■ **TO DO**: For this exercise, repeat all of the material verbatim apart from its images.

-- START OF RECORDS FOR THIS TASK --

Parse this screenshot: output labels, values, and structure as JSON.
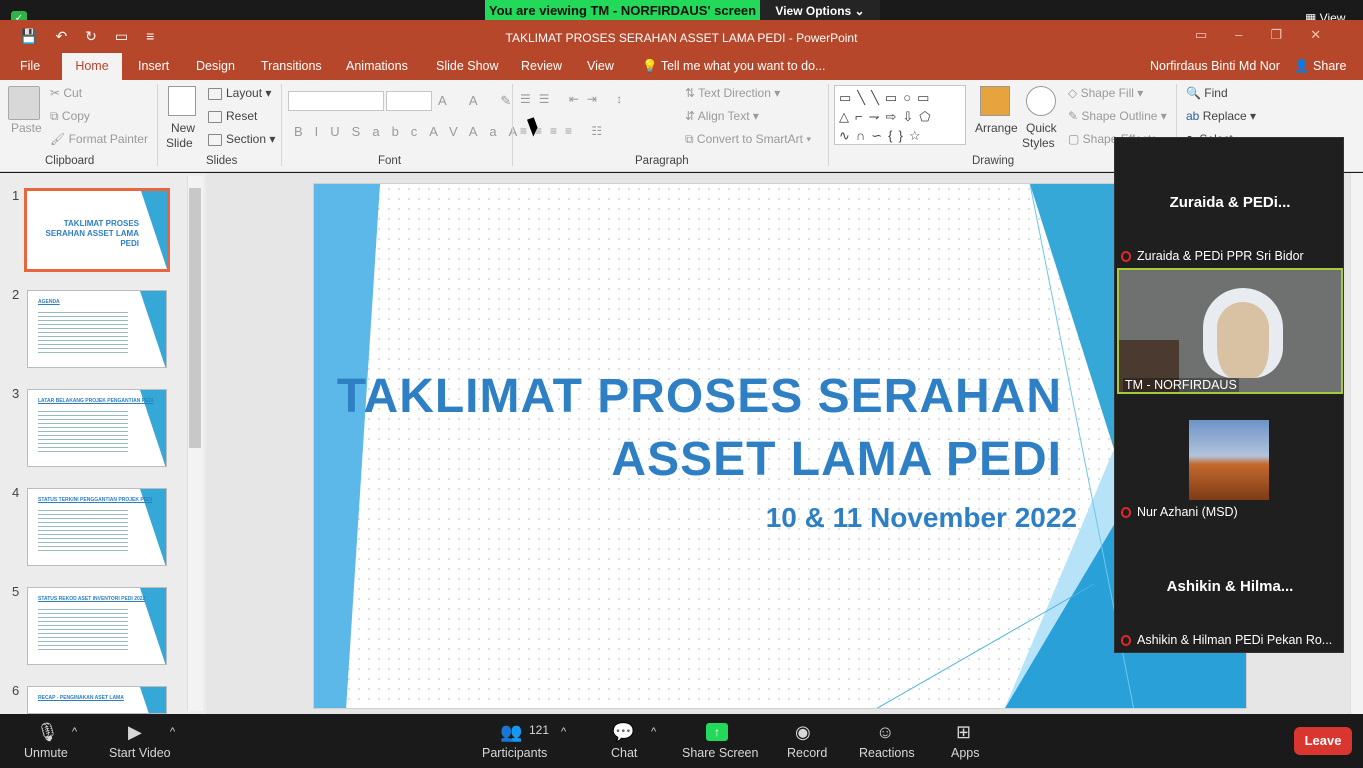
{
  "zoom": {
    "viewing_banner": "You are viewing TM - NORFIRDAUS' screen",
    "view_options": "View Options ⌄",
    "view_top": "View",
    "bottom": {
      "unmute": "Unmute",
      "start_video": "Start Video",
      "participants": "Participants",
      "participants_count": "121",
      "chat": "Chat",
      "share_screen": "Share Screen",
      "record": "Record",
      "reactions": "Reactions",
      "apps": "Apps",
      "leave": "Leave"
    },
    "panel": {
      "p1_name": "Zuraida & PEDi...",
      "p1_label": "Zuraida & PEDi PPR Sri Bidor",
      "p2_label": "TM - NORFIRDAUS",
      "p3_label": "Nur Azhani (MSD)",
      "p4_name": "Ashikin & Hilma...",
      "p4_label": "Ashikin & Hilman PEDi Pekan Ro..."
    }
  },
  "ppt": {
    "title": "TAKLIMAT PROSES SERAHAN ASSET LAMA PEDI  -  PowerPoint",
    "tabs": [
      "File",
      "Home",
      "Insert",
      "Design",
      "Transitions",
      "Animations",
      "Slide Show",
      "Review",
      "View",
      "Tell me what you want to do..."
    ],
    "user": "Norfirdaus Binti Md Nor",
    "share": "Share",
    "ribbon": {
      "paste": "Paste",
      "cut": "Cut",
      "copy": "Copy",
      "format_painter": "Format Painter",
      "clipboard": "Clipboard",
      "new_slide": "New",
      "new_slide2": "Slide",
      "layout": "Layout",
      "reset": "Reset",
      "section": "Section",
      "slides": "Slides",
      "font": "Font",
      "text_direction": "Text Direction",
      "align_text": "Align Text",
      "smartart": "Convert to SmartArt",
      "paragraph": "Paragraph",
      "arrange": "Arrange",
      "quick": "Quick",
      "styles": "Styles",
      "shape_fill": "Shape Fill",
      "shape_outline": "Shape Outline",
      "shape_effects": "Shape Effects",
      "drawing": "Drawing",
      "find": "Find",
      "replace": "Replace",
      "select": "Select"
    },
    "thumbs": [
      {
        "num": "1",
        "title": "TAKLIMAT PROSES SERAHAN ASSET LAMA PEDI"
      },
      {
        "num": "2",
        "title": "AGENDA"
      },
      {
        "num": "3",
        "title": "LATAR BELAKANG PROJEK PENGANTIAN PEDI"
      },
      {
        "num": "4",
        "title": "STATUS TERKINI PENGGANTIAN PROJEK PEDI"
      },
      {
        "num": "5",
        "title": "STATUS REKOD ASET INVENTORI PEDI 2022"
      },
      {
        "num": "6",
        "title": "RECAP - PENGINAKAN ASET LAMA"
      }
    ],
    "slide": {
      "title_line1": "TAKLIMAT PROSES SERAHAN",
      "title_line2": "ASSET LAMA PEDI",
      "subtitle": "10 & 11 November 2022"
    }
  },
  "colors": {
    "ppt_accent": "#b7472a",
    "slide_text": "#2e7fc4",
    "zoom_green": "#23d959",
    "leave_red": "#d9362f"
  }
}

-- END OF RECORDS FOR THIS TASK --

■ **COMPLETE RESPONSE**:
Parse this screenshot: output labels, values, and structure as JSON.
{
  "zoom": {
    "viewing_banner": "You are viewing TM - NORFIRDAUS' screen",
    "view_options": "View Options ⌄",
    "view_top": "View",
    "bottom": {
      "unmute": "Unmute",
      "start_video": "Start Video",
      "participants": "Participants",
      "participants_count": "121",
      "chat": "Chat",
      "share_screen": "Share Screen",
      "record": "Record",
      "reactions": "Reactions",
      "apps": "Apps",
      "leave": "Leave"
    },
    "panel": {
      "p1_name": "Zuraida & PEDi...",
      "p1_label": "Zuraida & PEDi PPR Sri Bidor",
      "p2_label": "TM - NORFIRDAUS",
      "p3_label": "Nur Azhani (MSD)",
      "p4_name": "Ashikin & Hilma...",
      "p4_label": "Ashikin & Hilman PEDi Pekan Ro..."
    }
  },
  "ppt": {
    "title": "TAKLIMAT PROSES SERAHAN ASSET LAMA PEDI  -  PowerPoint",
    "tabs": [
      "File",
      "Home",
      "Insert",
      "Design",
      "Transitions",
      "Animations",
      "Slide Show",
      "Review",
      "View",
      "Tell me what you want to do..."
    ],
    "user": "Norfirdaus Binti Md Nor",
    "share": "Share",
    "ribbon": {
      "paste": "Paste",
      "cut": "Cut",
      "copy": "Copy",
      "format_painter": "Format Painter",
      "clipboard": "Clipboard",
      "new_slide": "New",
      "new_slide2": "Slide",
      "layout": "Layout",
      "reset": "Reset",
      "section": "Section",
      "slides": "Slides",
      "font": "Font",
      "text_direction": "Text Direction",
      "align_text": "Align Text",
      "smartart": "Convert to SmartArt",
      "paragraph": "Paragraph",
      "arrange": "Arrange",
      "quick": "Quick",
      "styles": "Styles",
      "shape_fill": "Shape Fill",
      "shape_outline": "Shape Outline",
      "shape_effects": "Shape Effects",
      "drawing": "Drawing",
      "find": "Find",
      "replace": "Replace",
      "select": "Select"
    },
    "thumbs": [
      {
        "num": "1",
        "title": "TAKLIMAT PROSES SERAHAN ASSET LAMA PEDI"
      },
      {
        "num": "2",
        "title": "AGENDA"
      },
      {
        "num": "3",
        "title": "LATAR BELAKANG PROJEK PENGANTIAN PEDI"
      },
      {
        "num": "4",
        "title": "STATUS TERKINI PENGGANTIAN PROJEK PEDI"
      },
      {
        "num": "5",
        "title": "STATUS REKOD ASET INVENTORI PEDI 2022"
      },
      {
        "num": "6",
        "title": "RECAP - PENGINAKAN ASET LAMA"
      }
    ],
    "slide": {
      "title_line1": "TAKLIMAT PROSES SERAHAN",
      "title_line2": "ASSET LAMA PEDI",
      "subtitle": "10 & 11 November 2022"
    }
  },
  "colors": {
    "ppt_accent": "#b7472a",
    "slide_text": "#2e7fc4",
    "zoom_green": "#23d959",
    "leave_red": "#d9362f"
  }
}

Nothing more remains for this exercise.